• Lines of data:
—————
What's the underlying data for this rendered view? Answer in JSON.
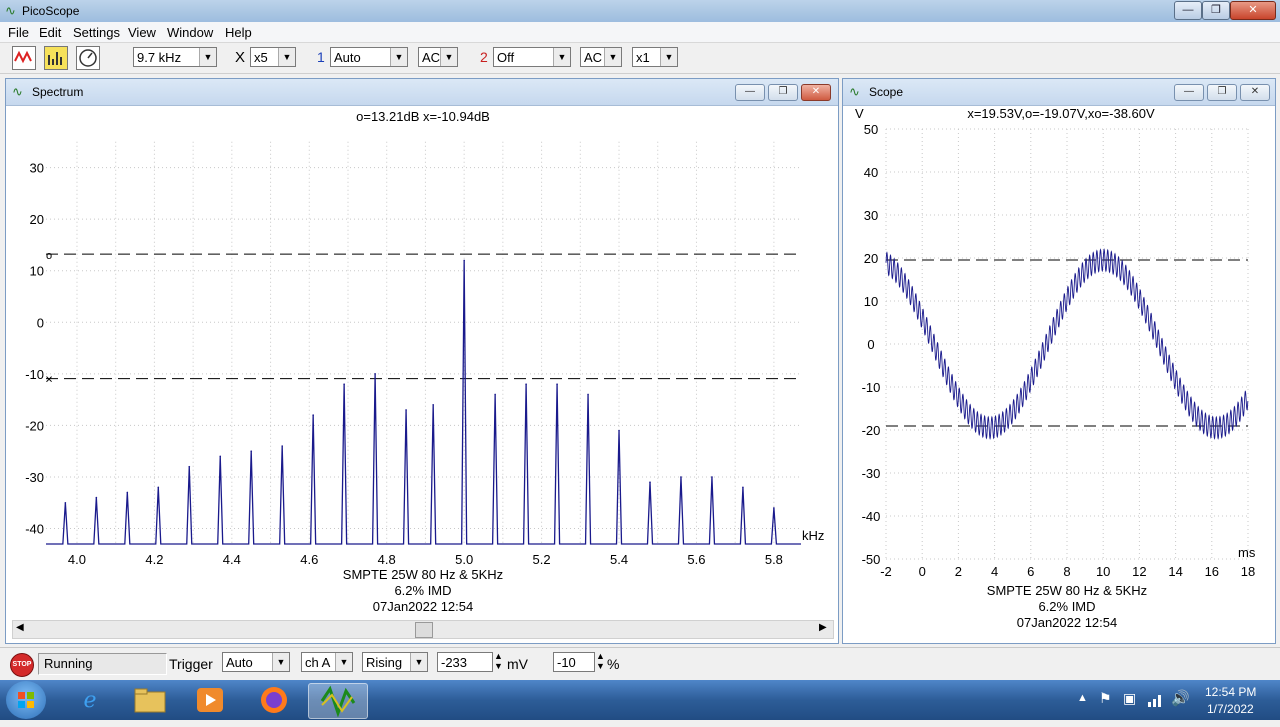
{
  "app": {
    "title": "PicoScope",
    "window_buttons": {
      "minimize": "—",
      "restore": "❐",
      "close": "✕"
    }
  },
  "menu": [
    "File",
    "Edit",
    "Settings",
    "View",
    "Window",
    "Help"
  ],
  "toolbar": {
    "timebase": "9.7 kHz",
    "x_label": "X",
    "zoom": "x5",
    "ch1_label": "1",
    "ch1_range": "Auto",
    "ch1_coupling": "AC",
    "ch2_label": "2",
    "ch2_range": "Off",
    "ch2_coupling": "AC",
    "multiplier": "x1"
  },
  "spectrum": {
    "title": "Spectrum",
    "readout": "o=13.21dB  x=-10.94dB",
    "caption": [
      "SMPTE 25W 80 Hz & 5KHz",
      "6.2% IMD",
      "07Jan2022  12:54"
    ],
    "o_marker": "o",
    "x_marker": "×",
    "chart_data": {
      "type": "line",
      "xlabel": "kHz",
      "ylabel": "",
      "xlim": [
        3.92,
        5.87
      ],
      "ylim": [
        -43,
        40
      ],
      "x_ticks": [
        "4.0",
        "4.2",
        "4.4",
        "4.6",
        "4.8",
        "5.0",
        "5.2",
        "5.4",
        "5.6",
        "5.8"
      ],
      "y_ticks": [
        "30",
        "20",
        "10",
        "0",
        "-10",
        "-20",
        "-30",
        "-40"
      ],
      "cursors_db": {
        "o": 13.21,
        "x": -10.94
      },
      "peaks_khz": [
        3.97,
        4.05,
        4.13,
        4.21,
        4.29,
        4.37,
        4.45,
        4.53,
        4.61,
        4.69,
        4.77,
        4.85,
        4.92,
        5.0,
        5.08,
        5.16,
        5.24,
        5.32,
        5.4,
        5.48,
        5.56,
        5.64,
        5.72,
        5.8
      ],
      "peaks_db": [
        -35,
        -34,
        -33,
        -32,
        -28,
        -26,
        -25,
        -24,
        -18,
        -12,
        -10,
        -17,
        -16,
        12,
        -14,
        -12,
        -12,
        -14,
        -21,
        -31,
        -30,
        -30,
        -32,
        -36
      ],
      "floor_db": -43
    }
  },
  "scope": {
    "title": "Scope",
    "readout": "x=19.53V,o=-19.07V,xo=-38.60V",
    "caption": [
      "SMPTE 25W 80 Hz & 5KHz",
      "6.2% IMD",
      "07Jan2022  12:54"
    ],
    "chart_data": {
      "type": "line",
      "xlabel": "ms",
      "ylabel": "V",
      "xlim": [
        -2,
        18
      ],
      "ylim": [
        -50,
        50
      ],
      "x_ticks": [
        "-2",
        "0",
        "2",
        "4",
        "6",
        "8",
        "10",
        "12",
        "14",
        "16",
        "18"
      ],
      "y_ticks": [
        "50",
        "40",
        "30",
        "20",
        "10",
        "0",
        "-10",
        "-20",
        "-30",
        "-40",
        "-50"
      ],
      "cursors_v": {
        "x": 19.53,
        "o": -19.07
      },
      "carrier_hz": 80,
      "carrier_amplitude_v": 19.5,
      "carrier_peak_ms": 10,
      "signal_x_range_ms": [
        -2,
        18
      ],
      "imd_tone_hz": 5000,
      "imd_amplitude_v": 2.5
    }
  },
  "status": {
    "stop_label": "STOP",
    "state": "Running",
    "trigger_label": "Trigger",
    "trigger_mode": "Auto",
    "trigger_channel": "ch A",
    "trigger_edge": "Rising",
    "trigger_level": "-233",
    "level_unit": "mV",
    "pretrigger": "-10",
    "pretrigger_unit": "%"
  },
  "taskbar": {
    "time": "12:54 PM",
    "date": "1/7/2022"
  },
  "colors": {
    "trace": "#1a1a8c",
    "titlebar": "#a9c5e2",
    "taskbar": "#2d5d98"
  }
}
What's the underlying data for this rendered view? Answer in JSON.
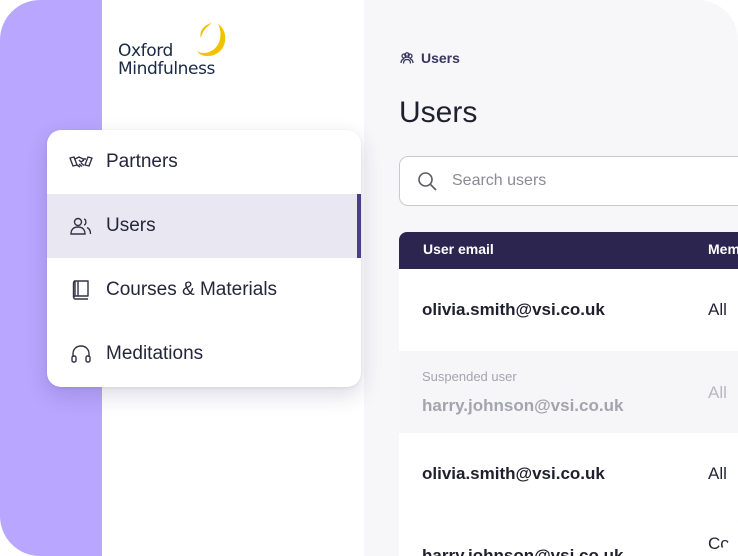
{
  "app": {
    "logo_line1": "Oxford",
    "logo_line2": "Mindfulness"
  },
  "colors": {
    "accent_purple": "#b8a6ff",
    "table_header": "#2b2550",
    "active_indicator": "#4a3f85",
    "logo_mark": "#f2c200"
  },
  "sidebar": {
    "items": [
      {
        "label": "Partners",
        "icon": "handshake-icon",
        "active": false
      },
      {
        "label": "Users",
        "icon": "users-icon",
        "active": true
      },
      {
        "label": "Courses & Materials",
        "icon": "book-icon",
        "active": false
      },
      {
        "label": "Meditations",
        "icon": "headphones-icon",
        "active": false
      }
    ]
  },
  "breadcrumb": {
    "icon": "users-icon",
    "label": "Users"
  },
  "page": {
    "title": "Users"
  },
  "search": {
    "placeholder": "Search users",
    "value": ""
  },
  "table": {
    "columns": [
      "User email",
      "Mem"
    ],
    "rows": [
      {
        "note": "",
        "email": "olivia.smith@vsi.co.uk",
        "member": "All",
        "suspended": false
      },
      {
        "note": "Suspended user",
        "email": "harry.johnson@vsi.co.uk",
        "member": "All",
        "suspended": true
      },
      {
        "note": "",
        "email": "olivia.smith@vsi.co.uk",
        "member": "All",
        "suspended": false
      },
      {
        "note": "",
        "email": "harry.johnson@vsi.co.uk",
        "member": "Co",
        "suspended": false
      }
    ]
  }
}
—————
• What the exercise asks:
Quote the entries above word for word. Leave the images out.

• Written reply:
What's the underlying data for this rendered view? Answer in JSON.
{
  "app": {
    "title": "PicoScope",
    "window_buttons": {
      "minimize": "—",
      "restore": "❐",
      "close": "✕"
    }
  },
  "menu": [
    "File",
    "Edit",
    "Settings",
    "View",
    "Window",
    "Help"
  ],
  "toolbar": {
    "timebase": "9.7 kHz",
    "x_label": "X",
    "zoom": "x5",
    "ch1_label": "1",
    "ch1_range": "Auto",
    "ch1_coupling": "AC",
    "ch2_label": "2",
    "ch2_range": "Off",
    "ch2_coupling": "AC",
    "multiplier": "x1"
  },
  "spectrum": {
    "title": "Spectrum",
    "readout": "o=13.21dB  x=-10.94dB",
    "caption": [
      "SMPTE 25W 80 Hz & 5KHz",
      "6.2% IMD",
      "07Jan2022  12:54"
    ],
    "o_marker": "o",
    "x_marker": "×",
    "chart_data": {
      "type": "line",
      "xlabel": "kHz",
      "ylabel": "",
      "xlim": [
        3.92,
        5.87
      ],
      "ylim": [
        -43,
        40
      ],
      "x_ticks": [
        "4.0",
        "4.2",
        "4.4",
        "4.6",
        "4.8",
        "5.0",
        "5.2",
        "5.4",
        "5.6",
        "5.8"
      ],
      "y_ticks": [
        "30",
        "20",
        "10",
        "0",
        "-10",
        "-20",
        "-30",
        "-40"
      ],
      "cursors_db": {
        "o": 13.21,
        "x": -10.94
      },
      "peaks_khz": [
        3.97,
        4.05,
        4.13,
        4.21,
        4.29,
        4.37,
        4.45,
        4.53,
        4.61,
        4.69,
        4.77,
        4.85,
        4.92,
        5.0,
        5.08,
        5.16,
        5.24,
        5.32,
        5.4,
        5.48,
        5.56,
        5.64,
        5.72,
        5.8
      ],
      "peaks_db": [
        -35,
        -34,
        -33,
        -32,
        -28,
        -26,
        -25,
        -24,
        -18,
        -12,
        -10,
        -17,
        -16,
        12,
        -14,
        -12,
        -12,
        -14,
        -21,
        -31,
        -30,
        -30,
        -32,
        -36
      ],
      "floor_db": -43
    }
  },
  "scope": {
    "title": "Scope",
    "readout": "x=19.53V,o=-19.07V,xo=-38.60V",
    "caption": [
      "SMPTE 25W 80 Hz & 5KHz",
      "6.2% IMD",
      "07Jan2022  12:54"
    ],
    "chart_data": {
      "type": "line",
      "xlabel": "ms",
      "ylabel": "V",
      "xlim": [
        -2,
        18
      ],
      "ylim": [
        -50,
        50
      ],
      "x_ticks": [
        "-2",
        "0",
        "2",
        "4",
        "6",
        "8",
        "10",
        "12",
        "14",
        "16",
        "18"
      ],
      "y_ticks": [
        "50",
        "40",
        "30",
        "20",
        "10",
        "0",
        "-10",
        "-20",
        "-30",
        "-40",
        "-50"
      ],
      "cursors_v": {
        "x": 19.53,
        "o": -19.07
      },
      "carrier_hz": 80,
      "carrier_amplitude_v": 19.5,
      "carrier_peak_ms": 10,
      "signal_x_range_ms": [
        -2,
        18
      ],
      "imd_tone_hz": 5000,
      "imd_amplitude_v": 2.5
    }
  },
  "status": {
    "stop_label": "STOP",
    "state": "Running",
    "trigger_label": "Trigger",
    "trigger_mode": "Auto",
    "trigger_channel": "ch A",
    "trigger_edge": "Rising",
    "trigger_level": "-233",
    "level_unit": "mV",
    "pretrigger": "-10",
    "pretrigger_unit": "%"
  },
  "taskbar": {
    "time": "12:54 PM",
    "date": "1/7/2022"
  },
  "colors": {
    "trace": "#1a1a8c",
    "titlebar": "#a9c5e2",
    "taskbar": "#2d5d98"
  }
}
What's the underlying data for this rendered view? Answer in JSON.
{
  "app": {
    "logo_line1": "Oxford",
    "logo_line2": "Mindfulness"
  },
  "colors": {
    "accent_purple": "#b8a6ff",
    "table_header": "#2b2550",
    "active_indicator": "#4a3f85",
    "logo_mark": "#f2c200"
  },
  "sidebar": {
    "items": [
      {
        "label": "Partners",
        "icon": "handshake-icon",
        "active": false
      },
      {
        "label": "Users",
        "icon": "users-icon",
        "active": true
      },
      {
        "label": "Courses & Materials",
        "icon": "book-icon",
        "active": false
      },
      {
        "label": "Meditations",
        "icon": "headphones-icon",
        "active": false
      }
    ]
  },
  "breadcrumb": {
    "icon": "users-icon",
    "label": "Users"
  },
  "page": {
    "title": "Users"
  },
  "search": {
    "placeholder": "Search users",
    "value": ""
  },
  "table": {
    "columns": [
      "User email",
      "Mem"
    ],
    "rows": [
      {
        "note": "",
        "email": "olivia.smith@vsi.co.uk",
        "member": "All",
        "suspended": false
      },
      {
        "note": "Suspended user",
        "email": "harry.johnson@vsi.co.uk",
        "member": "All",
        "suspended": true
      },
      {
        "note": "",
        "email": "olivia.smith@vsi.co.uk",
        "member": "All",
        "suspended": false
      },
      {
        "note": "",
        "email": "harry.johnson@vsi.co.uk",
        "member": "Co",
        "suspended": false
      }
    ]
  }
}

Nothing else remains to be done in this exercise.